_Problem to solve_
Below are the records. List every line holding the word "mediante".

(Dataset entries)

start

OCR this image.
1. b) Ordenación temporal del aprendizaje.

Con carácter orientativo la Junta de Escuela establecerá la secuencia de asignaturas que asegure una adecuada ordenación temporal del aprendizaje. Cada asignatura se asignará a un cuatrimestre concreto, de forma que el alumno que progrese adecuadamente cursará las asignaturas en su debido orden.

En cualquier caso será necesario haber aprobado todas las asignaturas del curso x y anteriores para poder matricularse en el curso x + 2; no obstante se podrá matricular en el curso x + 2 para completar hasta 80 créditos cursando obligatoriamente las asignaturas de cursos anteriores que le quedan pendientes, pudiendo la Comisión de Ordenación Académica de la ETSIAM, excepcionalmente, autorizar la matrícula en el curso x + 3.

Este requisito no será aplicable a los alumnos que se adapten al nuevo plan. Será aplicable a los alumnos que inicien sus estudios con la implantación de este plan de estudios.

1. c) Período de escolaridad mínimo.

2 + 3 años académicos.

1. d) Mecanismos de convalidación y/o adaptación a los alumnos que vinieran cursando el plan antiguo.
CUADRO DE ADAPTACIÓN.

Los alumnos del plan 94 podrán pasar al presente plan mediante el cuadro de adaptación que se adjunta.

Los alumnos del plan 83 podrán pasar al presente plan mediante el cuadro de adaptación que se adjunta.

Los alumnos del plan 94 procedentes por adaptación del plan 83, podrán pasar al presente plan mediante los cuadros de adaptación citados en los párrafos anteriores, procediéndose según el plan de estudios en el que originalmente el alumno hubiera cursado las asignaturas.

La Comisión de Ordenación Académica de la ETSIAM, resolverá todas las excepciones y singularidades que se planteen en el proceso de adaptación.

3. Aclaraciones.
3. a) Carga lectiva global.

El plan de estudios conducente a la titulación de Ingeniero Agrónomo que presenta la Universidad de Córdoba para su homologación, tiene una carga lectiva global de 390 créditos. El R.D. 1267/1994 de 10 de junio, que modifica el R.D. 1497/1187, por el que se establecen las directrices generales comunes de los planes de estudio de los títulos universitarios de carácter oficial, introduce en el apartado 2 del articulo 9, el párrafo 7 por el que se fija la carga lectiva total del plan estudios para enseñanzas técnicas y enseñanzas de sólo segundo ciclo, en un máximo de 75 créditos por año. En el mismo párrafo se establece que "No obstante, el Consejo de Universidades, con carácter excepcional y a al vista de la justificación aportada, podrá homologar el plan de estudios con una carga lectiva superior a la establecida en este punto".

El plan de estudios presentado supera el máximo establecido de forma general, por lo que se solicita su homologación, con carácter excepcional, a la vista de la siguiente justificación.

end

_Written solution_
Los alumnos del plan 94 podrán pasar al presente plan mediante el cuadro de adaptación que se adjunta.
Los alumnos del plan 83 podrán pasar al presente plan mediante el cuadro de adaptación que se adjunta.
Los alumnos del plan 94 procedentes por adaptación del plan 83, podrán pasar al presente plan mediante los cuadros de adaptación citados en los párrafos anteriores, procediéndose según el plan de estudios en el que originalmente el alumno hubiera cursado las asignaturas.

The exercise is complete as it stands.